Copy exactly the stretch of lines from the one holding "Extract the structured" through the last line of the data below, inclusive. Leave out pictures.

_Extracted data:_

START

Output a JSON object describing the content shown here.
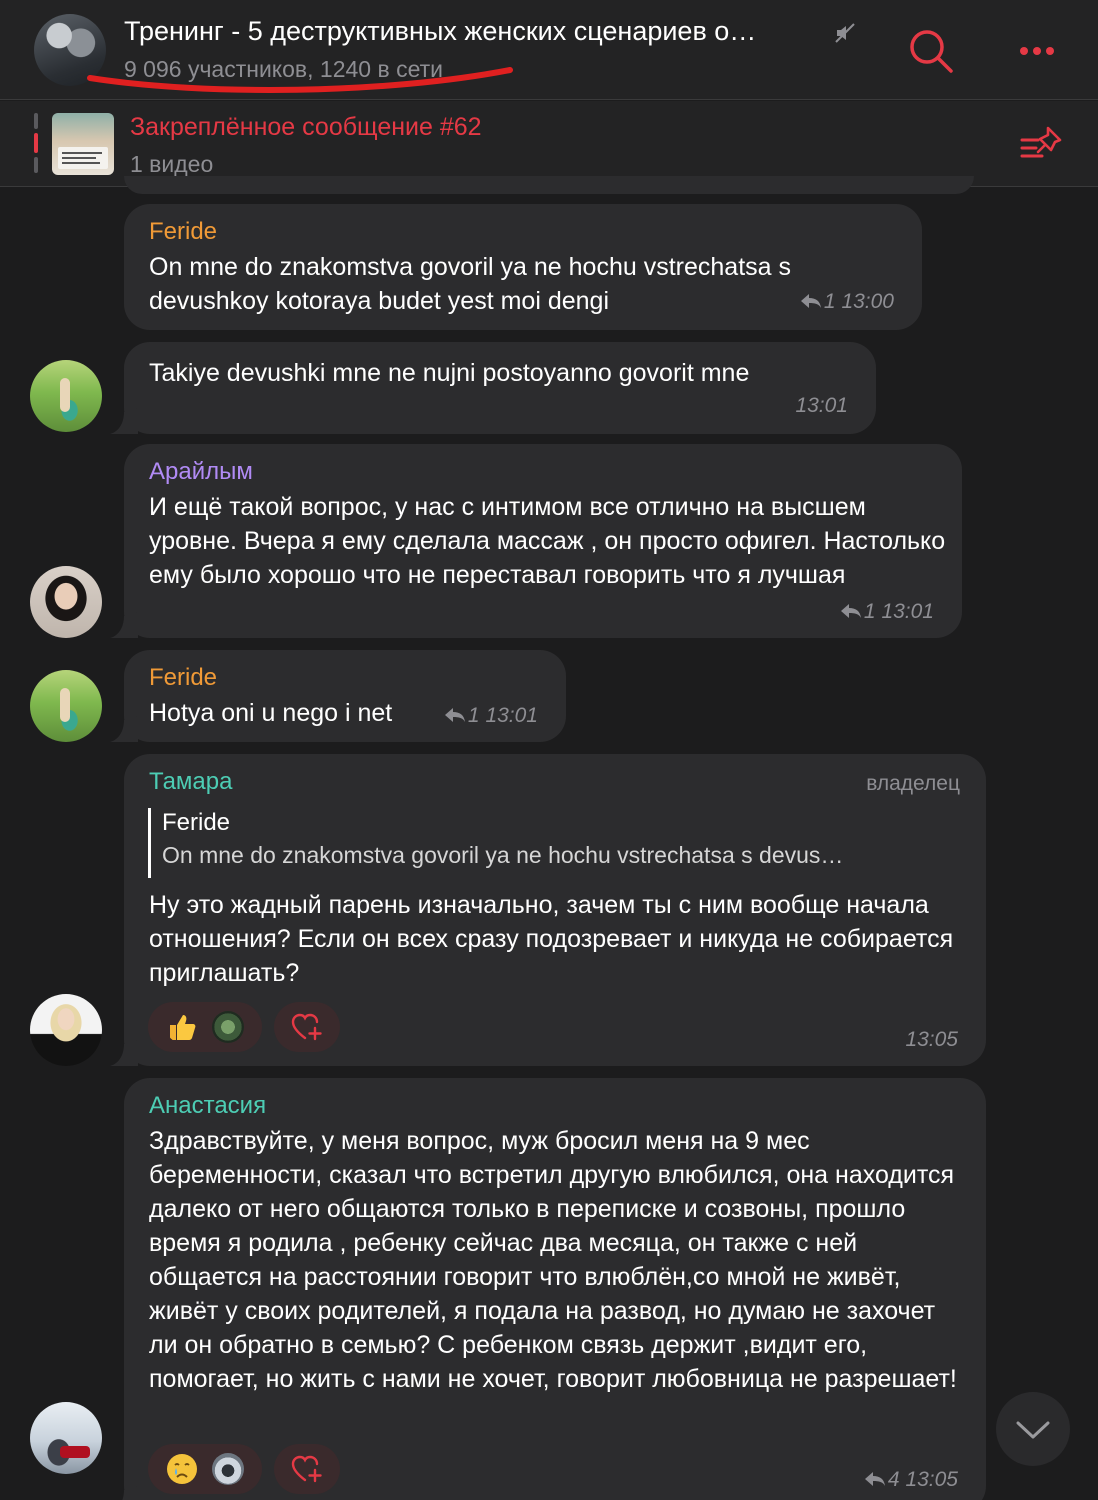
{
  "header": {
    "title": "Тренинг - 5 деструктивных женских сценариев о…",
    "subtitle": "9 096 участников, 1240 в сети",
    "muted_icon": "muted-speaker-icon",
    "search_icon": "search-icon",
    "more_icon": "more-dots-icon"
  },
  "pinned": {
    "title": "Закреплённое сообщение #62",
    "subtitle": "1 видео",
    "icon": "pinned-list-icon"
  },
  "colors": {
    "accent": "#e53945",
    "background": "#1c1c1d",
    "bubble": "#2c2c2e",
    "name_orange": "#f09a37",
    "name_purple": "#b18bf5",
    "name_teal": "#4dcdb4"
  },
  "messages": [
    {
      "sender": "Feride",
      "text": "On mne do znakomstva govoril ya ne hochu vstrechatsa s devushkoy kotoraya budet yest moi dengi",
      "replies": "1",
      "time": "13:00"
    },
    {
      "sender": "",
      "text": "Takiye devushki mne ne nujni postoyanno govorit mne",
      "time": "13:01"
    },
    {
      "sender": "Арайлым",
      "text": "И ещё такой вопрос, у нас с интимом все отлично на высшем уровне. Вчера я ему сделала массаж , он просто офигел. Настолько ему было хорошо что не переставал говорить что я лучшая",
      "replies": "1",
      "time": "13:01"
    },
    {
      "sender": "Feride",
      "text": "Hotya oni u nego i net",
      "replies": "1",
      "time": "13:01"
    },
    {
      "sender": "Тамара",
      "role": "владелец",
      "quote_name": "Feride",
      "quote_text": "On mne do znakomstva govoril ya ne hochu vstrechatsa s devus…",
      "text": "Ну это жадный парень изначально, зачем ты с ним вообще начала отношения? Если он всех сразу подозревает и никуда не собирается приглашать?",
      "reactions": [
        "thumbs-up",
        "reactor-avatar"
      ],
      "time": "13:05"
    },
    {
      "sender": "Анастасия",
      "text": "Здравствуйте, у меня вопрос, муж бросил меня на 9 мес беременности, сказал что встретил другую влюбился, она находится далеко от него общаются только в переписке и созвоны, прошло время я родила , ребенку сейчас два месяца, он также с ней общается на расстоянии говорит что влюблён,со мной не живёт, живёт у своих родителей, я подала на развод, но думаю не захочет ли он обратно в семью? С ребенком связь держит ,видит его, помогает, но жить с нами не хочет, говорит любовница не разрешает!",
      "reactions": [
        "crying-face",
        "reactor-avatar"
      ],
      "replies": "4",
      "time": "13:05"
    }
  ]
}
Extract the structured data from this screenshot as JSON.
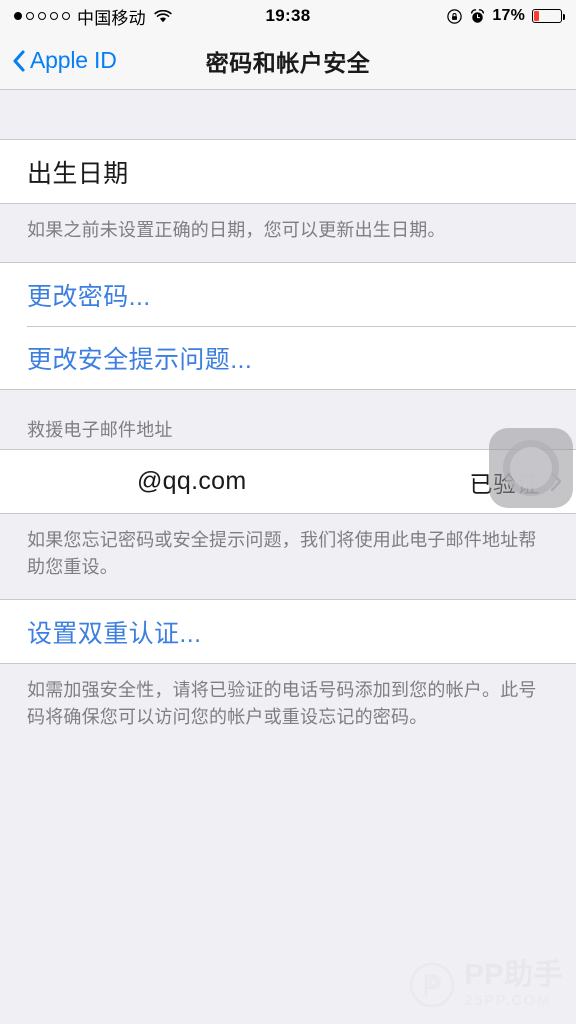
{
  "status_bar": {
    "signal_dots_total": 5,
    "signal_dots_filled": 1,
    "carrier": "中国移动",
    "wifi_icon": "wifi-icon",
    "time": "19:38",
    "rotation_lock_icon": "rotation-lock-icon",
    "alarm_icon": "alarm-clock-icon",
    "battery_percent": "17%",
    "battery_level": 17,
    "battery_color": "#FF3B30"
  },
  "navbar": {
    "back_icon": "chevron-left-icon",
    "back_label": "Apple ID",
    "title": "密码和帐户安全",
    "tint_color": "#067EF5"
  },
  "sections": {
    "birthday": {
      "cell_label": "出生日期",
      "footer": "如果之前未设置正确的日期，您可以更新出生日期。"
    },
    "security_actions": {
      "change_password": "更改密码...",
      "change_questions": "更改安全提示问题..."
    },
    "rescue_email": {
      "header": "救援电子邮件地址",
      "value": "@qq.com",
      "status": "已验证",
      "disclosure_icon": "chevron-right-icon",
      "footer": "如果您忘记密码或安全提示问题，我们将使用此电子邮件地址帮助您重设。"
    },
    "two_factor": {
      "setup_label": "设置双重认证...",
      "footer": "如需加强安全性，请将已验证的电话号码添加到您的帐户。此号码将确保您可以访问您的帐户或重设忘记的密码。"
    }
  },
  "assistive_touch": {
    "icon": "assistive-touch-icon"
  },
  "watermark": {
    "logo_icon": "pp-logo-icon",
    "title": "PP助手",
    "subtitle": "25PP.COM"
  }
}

END

_Exercise response:_
Extract the structured data from this screenshot as JSON.
{
  "status_bar": {
    "signal_dots_total": 5,
    "signal_dots_filled": 1,
    "carrier": "中国移动",
    "wifi_icon": "wifi-icon",
    "time": "19:38",
    "rotation_lock_icon": "rotation-lock-icon",
    "alarm_icon": "alarm-clock-icon",
    "battery_percent": "17%",
    "battery_level": 17,
    "battery_color": "#FF3B30"
  },
  "navbar": {
    "back_icon": "chevron-left-icon",
    "back_label": "Apple ID",
    "title": "密码和帐户安全",
    "tint_color": "#067EF5"
  },
  "sections": {
    "birthday": {
      "cell_label": "出生日期",
      "footer": "如果之前未设置正确的日期，您可以更新出生日期。"
    },
    "security_actions": {
      "change_password": "更改密码...",
      "change_questions": "更改安全提示问题..."
    },
    "rescue_email": {
      "header": "救援电子邮件地址",
      "value": "@qq.com",
      "status": "已验证",
      "disclosure_icon": "chevron-right-icon",
      "footer": "如果您忘记密码或安全提示问题，我们将使用此电子邮件地址帮助您重设。"
    },
    "two_factor": {
      "setup_label": "设置双重认证...",
      "footer": "如需加强安全性，请将已验证的电话号码添加到您的帐户。此号码将确保您可以访问您的帐户或重设忘记的密码。"
    }
  },
  "assistive_touch": {
    "icon": "assistive-touch-icon"
  },
  "watermark": {
    "logo_icon": "pp-logo-icon",
    "title": "PP助手",
    "subtitle": "25PP.COM"
  }
}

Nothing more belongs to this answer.